Job – How many lines of these entries hold the string "supervisor"? Reply with the number alone.

Data shown –
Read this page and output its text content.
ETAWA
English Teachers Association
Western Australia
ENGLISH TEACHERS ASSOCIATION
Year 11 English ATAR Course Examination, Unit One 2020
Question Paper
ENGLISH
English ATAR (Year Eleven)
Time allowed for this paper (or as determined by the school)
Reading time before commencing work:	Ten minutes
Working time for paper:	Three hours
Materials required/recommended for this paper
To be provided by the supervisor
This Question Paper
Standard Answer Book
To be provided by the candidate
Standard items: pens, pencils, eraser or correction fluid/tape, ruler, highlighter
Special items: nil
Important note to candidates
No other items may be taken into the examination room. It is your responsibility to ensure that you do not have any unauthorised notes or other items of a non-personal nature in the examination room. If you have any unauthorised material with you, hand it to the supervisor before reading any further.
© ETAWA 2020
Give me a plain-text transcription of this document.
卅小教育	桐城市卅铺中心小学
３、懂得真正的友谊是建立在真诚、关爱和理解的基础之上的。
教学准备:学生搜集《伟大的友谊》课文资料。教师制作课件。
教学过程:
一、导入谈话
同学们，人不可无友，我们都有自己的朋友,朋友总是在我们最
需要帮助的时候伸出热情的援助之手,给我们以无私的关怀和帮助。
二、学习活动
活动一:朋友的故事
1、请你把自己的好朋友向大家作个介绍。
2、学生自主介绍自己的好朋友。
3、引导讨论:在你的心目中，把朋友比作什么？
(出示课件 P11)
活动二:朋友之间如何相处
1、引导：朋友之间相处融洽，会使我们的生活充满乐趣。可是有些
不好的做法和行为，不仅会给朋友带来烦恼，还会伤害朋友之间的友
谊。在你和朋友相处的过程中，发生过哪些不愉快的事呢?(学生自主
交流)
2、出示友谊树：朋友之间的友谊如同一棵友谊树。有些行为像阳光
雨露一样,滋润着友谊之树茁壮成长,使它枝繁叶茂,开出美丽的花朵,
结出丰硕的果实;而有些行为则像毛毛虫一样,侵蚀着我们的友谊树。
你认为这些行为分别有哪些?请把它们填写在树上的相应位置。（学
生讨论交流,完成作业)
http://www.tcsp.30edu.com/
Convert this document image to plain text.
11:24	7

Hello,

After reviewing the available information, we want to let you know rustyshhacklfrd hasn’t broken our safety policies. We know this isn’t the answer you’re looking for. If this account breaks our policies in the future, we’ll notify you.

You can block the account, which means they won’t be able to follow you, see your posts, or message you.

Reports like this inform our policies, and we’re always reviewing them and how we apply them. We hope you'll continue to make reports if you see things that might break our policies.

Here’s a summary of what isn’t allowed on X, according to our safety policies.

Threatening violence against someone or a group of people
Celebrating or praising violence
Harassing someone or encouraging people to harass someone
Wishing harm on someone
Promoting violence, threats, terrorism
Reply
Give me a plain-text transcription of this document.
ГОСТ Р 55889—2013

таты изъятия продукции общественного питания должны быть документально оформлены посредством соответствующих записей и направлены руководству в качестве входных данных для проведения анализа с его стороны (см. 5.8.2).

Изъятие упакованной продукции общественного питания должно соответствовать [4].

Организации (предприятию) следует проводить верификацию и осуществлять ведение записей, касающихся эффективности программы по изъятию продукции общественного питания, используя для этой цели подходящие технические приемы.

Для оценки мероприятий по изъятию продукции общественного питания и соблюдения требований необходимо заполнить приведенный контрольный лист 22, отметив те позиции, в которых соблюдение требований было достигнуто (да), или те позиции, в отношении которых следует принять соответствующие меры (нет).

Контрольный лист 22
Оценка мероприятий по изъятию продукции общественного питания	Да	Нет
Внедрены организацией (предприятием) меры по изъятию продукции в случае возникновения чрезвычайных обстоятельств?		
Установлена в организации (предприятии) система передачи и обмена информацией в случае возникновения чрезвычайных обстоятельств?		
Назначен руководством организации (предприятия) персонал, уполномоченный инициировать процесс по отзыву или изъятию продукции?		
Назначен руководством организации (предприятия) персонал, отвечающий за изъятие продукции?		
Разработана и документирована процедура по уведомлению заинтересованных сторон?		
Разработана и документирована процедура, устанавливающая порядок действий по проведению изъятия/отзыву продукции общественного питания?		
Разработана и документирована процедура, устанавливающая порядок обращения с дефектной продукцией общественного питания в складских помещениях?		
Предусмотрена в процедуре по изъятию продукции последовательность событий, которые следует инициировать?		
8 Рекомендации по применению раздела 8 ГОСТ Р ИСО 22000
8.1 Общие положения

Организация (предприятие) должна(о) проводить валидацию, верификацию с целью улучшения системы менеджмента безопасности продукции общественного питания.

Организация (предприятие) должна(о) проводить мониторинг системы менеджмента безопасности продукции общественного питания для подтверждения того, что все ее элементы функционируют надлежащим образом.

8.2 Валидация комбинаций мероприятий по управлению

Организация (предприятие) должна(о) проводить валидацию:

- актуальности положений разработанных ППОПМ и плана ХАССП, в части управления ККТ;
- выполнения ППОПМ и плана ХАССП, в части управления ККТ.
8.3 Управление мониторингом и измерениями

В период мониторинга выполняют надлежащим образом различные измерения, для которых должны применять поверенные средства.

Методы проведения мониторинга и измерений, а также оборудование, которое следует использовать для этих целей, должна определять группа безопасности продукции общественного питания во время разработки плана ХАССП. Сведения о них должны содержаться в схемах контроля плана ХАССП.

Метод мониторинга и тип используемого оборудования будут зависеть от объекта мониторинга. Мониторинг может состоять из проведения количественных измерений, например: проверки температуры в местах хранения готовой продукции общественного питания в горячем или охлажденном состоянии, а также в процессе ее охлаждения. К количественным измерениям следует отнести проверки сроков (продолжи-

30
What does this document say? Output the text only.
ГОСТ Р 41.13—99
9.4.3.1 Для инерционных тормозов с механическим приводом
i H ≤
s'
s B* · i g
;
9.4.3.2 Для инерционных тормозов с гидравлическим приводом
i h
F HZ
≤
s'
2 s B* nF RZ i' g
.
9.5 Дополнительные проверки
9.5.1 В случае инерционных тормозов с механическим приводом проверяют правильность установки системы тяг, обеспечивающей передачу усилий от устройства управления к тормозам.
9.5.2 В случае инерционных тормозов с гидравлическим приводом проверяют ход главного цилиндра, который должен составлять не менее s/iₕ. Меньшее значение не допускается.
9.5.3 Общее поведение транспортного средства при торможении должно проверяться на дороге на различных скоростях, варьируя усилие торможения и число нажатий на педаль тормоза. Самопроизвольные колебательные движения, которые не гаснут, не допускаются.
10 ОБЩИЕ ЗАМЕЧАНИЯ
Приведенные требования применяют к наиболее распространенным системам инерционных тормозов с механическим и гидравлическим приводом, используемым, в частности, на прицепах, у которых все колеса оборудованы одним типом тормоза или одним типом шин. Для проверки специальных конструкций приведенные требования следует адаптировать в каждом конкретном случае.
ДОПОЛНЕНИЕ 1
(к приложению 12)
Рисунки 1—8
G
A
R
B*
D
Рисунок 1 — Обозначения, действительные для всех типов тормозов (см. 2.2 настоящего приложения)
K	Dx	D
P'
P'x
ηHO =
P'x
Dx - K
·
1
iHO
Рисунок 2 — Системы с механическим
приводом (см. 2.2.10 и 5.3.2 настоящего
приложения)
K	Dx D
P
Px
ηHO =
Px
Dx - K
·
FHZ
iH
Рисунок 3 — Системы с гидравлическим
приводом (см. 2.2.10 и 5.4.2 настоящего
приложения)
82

Written answer – 2